--- Instruction ---
In your copy, leave out the pictures and repeat the entries below exactly.

--- The input ---
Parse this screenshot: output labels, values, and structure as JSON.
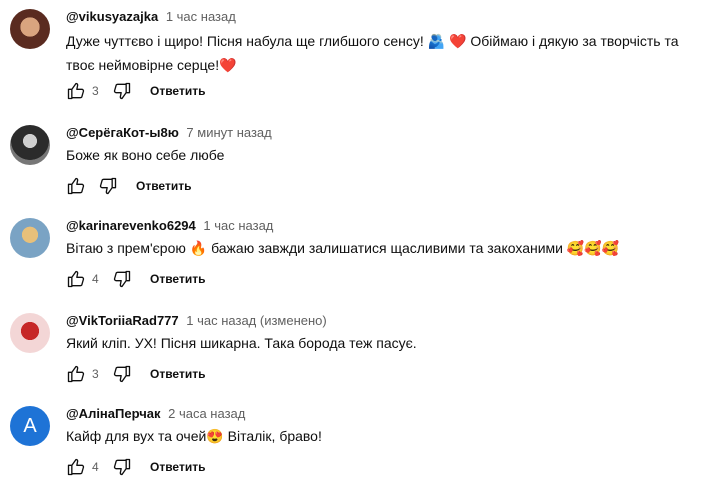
{
  "comments": [
    {
      "author": "@vikusyazajka",
      "time": "1 час назад",
      "line1_a": "Дуже чуттєво і щиро! Пісня набула ще глибшого сенсу! ",
      "line1_e1": "🫂",
      "line1_e2": "❤️",
      "line1_b": " Обіймаю і дякую за творчість та",
      "line2_a": "твоє неймовірне серце!",
      "line2_e": "❤️",
      "likes": "3",
      "reply": "Ответить"
    },
    {
      "author": "@СерёгаКот-ы8ю",
      "time": "7 минут назад",
      "line1_a": "Боже як воно себе любе",
      "reply": "Ответить"
    },
    {
      "author": "@karinarevenko6294",
      "time": "1 час назад",
      "line1_a": "Вітаю з прем'єрою ",
      "line1_e1": "🔥",
      "line1_b": " бажаю завжди залишатися щасливими та закоханими ",
      "line1_e2": "🥰🥰🥰",
      "likes": "4",
      "reply": "Ответить"
    },
    {
      "author": "@VikToriiaRad777",
      "time": "1 час назад (изменено)",
      "line1_a": "Який кліп. УХ! Пісня шикарна. Така борода теж пасує.",
      "likes": "3",
      "reply": "Ответить"
    },
    {
      "author": "@АлінаПерчак",
      "time": "2 часа назад",
      "avatar_letter": "A",
      "line1_a": "Кайф для вух та очей",
      "line1_e1": "😍",
      "line1_b": " Віталік, браво!",
      "likes": "4",
      "reply": "Ответить"
    }
  ],
  "icons": [
    "like-icon",
    "dislike-icon"
  ],
  "colors": {
    "avatar_a": "#1e73d6",
    "meta": "#606060"
  }
}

--- Completed task ---
Parse this screenshot: output labels, values, and structure as JSON.
{
  "comments": [
    {
      "author": "@vikusyazajka",
      "time": "1 час назад",
      "line1_a": "Дуже чуттєво і щиро! Пісня набула ще глибшого сенсу! ",
      "line1_e1": "🫂",
      "line1_e2": "❤️",
      "line1_b": " Обіймаю і дякую за творчість та",
      "line2_a": "твоє неймовірне серце!",
      "line2_e": "❤️",
      "likes": "3",
      "reply": "Ответить"
    },
    {
      "author": "@СерёгаКот-ы8ю",
      "time": "7 минут назад",
      "line1_a": "Боже як воно себе любе",
      "reply": "Ответить"
    },
    {
      "author": "@karinarevenko6294",
      "time": "1 час назад",
      "line1_a": "Вітаю з прем'єрою ",
      "line1_e1": "🔥",
      "line1_b": " бажаю завжди залишатися щасливими та закоханими ",
      "line1_e2": "🥰🥰🥰",
      "likes": "4",
      "reply": "Ответить"
    },
    {
      "author": "@VikToriiaRad777",
      "time": "1 час назад (изменено)",
      "line1_a": "Який кліп. УХ! Пісня шикарна. Така борода теж пасує.",
      "likes": "3",
      "reply": "Ответить"
    },
    {
      "author": "@АлінаПерчак",
      "time": "2 часа назад",
      "avatar_letter": "A",
      "line1_a": "Кайф для вух та очей",
      "line1_e1": "😍",
      "line1_b": " Віталік, браво!",
      "likes": "4",
      "reply": "Ответить"
    }
  ],
  "icons": [
    "like-icon",
    "dislike-icon"
  ],
  "colors": {
    "avatar_a": "#1e73d6",
    "meta": "#606060"
  }
}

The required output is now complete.